**Requirements**
Copy the records below exactly, leaving out any pictures.

Dataset items
########################################

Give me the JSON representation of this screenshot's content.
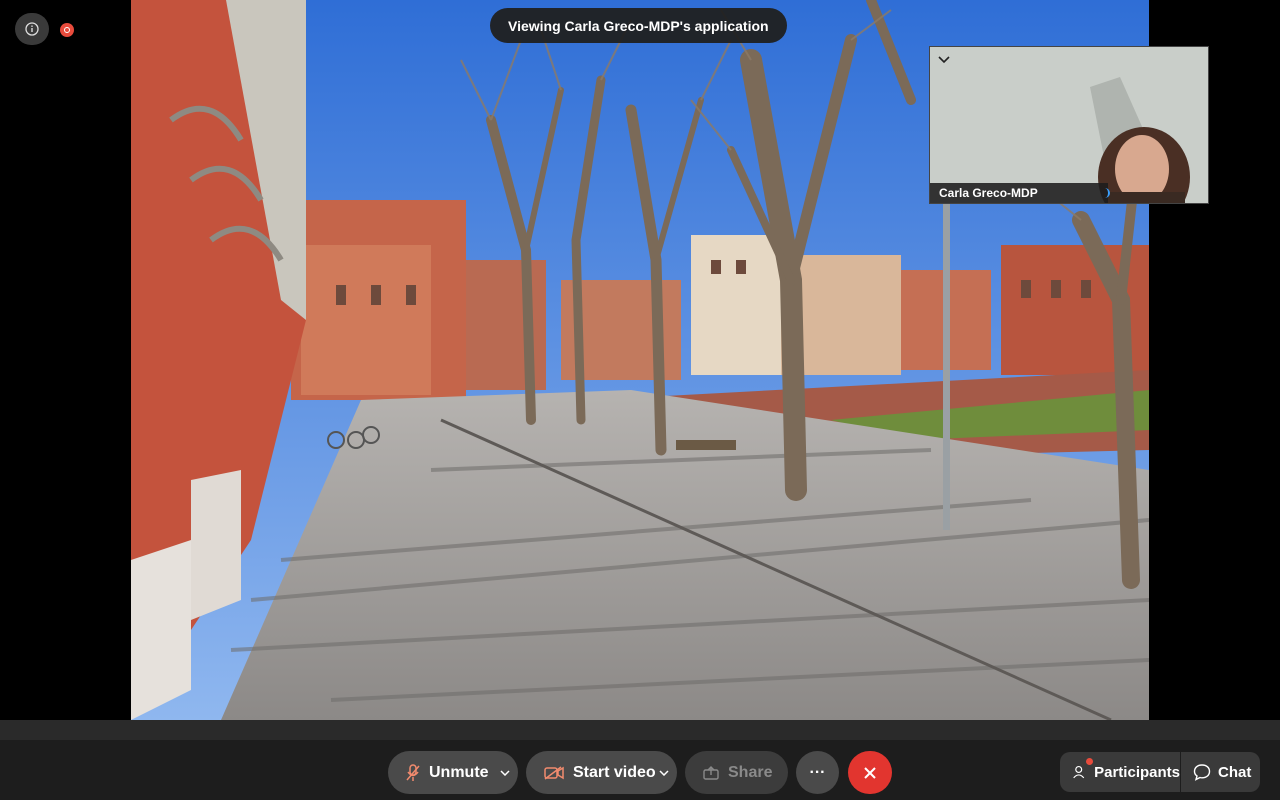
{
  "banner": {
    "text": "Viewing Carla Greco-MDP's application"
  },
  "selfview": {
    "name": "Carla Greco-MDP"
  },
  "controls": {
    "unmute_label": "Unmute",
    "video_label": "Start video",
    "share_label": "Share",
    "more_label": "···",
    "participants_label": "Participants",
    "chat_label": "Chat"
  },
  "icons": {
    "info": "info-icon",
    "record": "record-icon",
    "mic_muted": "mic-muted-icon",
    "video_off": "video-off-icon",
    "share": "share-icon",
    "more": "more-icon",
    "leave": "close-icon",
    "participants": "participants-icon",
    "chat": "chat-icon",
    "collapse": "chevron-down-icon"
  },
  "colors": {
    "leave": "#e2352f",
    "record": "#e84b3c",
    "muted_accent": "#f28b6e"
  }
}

########################################

**Full answer**
Give me the JSON representation of this screenshot's content.
{
  "banner": {
    "text": "Viewing Carla Greco-MDP's application"
  },
  "selfview": {
    "name": "Carla Greco-MDP"
  },
  "controls": {
    "unmute_label": "Unmute",
    "video_label": "Start video",
    "share_label": "Share",
    "more_label": "···",
    "participants_label": "Participants",
    "chat_label": "Chat"
  },
  "icons": {
    "info": "info-icon",
    "record": "record-icon",
    "mic_muted": "mic-muted-icon",
    "video_off": "video-off-icon",
    "share": "share-icon",
    "more": "more-icon",
    "leave": "close-icon",
    "participants": "participants-icon",
    "chat": "chat-icon",
    "collapse": "chevron-down-icon"
  },
  "colors": {
    "leave": "#e2352f",
    "record": "#e84b3c",
    "muted_accent": "#f28b6e"
  }
}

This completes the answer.